[Collection entries]
======

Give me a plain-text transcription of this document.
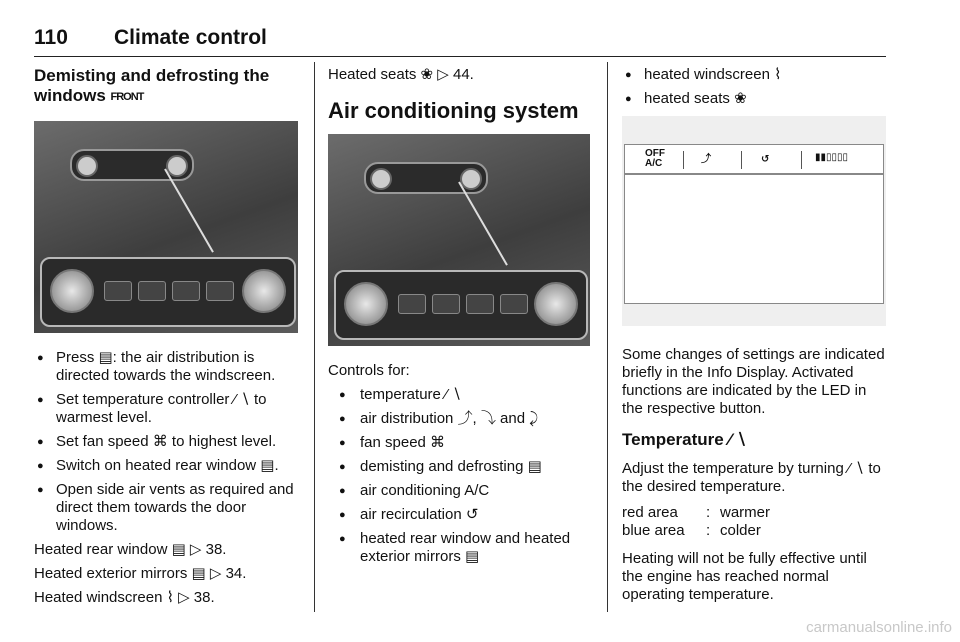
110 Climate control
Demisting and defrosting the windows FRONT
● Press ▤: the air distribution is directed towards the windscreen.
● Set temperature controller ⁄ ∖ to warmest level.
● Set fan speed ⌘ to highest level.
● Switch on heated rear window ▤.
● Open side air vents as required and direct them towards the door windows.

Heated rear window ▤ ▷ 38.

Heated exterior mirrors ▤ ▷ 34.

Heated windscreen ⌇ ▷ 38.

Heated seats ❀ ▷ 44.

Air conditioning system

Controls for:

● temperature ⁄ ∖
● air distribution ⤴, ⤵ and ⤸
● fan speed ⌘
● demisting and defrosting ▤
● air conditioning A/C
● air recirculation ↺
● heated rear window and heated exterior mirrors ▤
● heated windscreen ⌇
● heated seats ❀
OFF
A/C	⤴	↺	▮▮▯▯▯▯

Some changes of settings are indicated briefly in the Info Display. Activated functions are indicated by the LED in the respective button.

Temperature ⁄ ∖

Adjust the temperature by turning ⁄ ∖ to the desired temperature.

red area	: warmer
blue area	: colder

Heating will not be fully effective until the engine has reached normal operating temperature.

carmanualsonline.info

======

(INSTRUCTION) Scan the records above for the string "rear", then report every line that contains it.

(RESPONSE)
● Switch on heated rear window ▤.
Heated rear window ▤ ▷ 38.
● heated rear window and heated exterior mirrors ▤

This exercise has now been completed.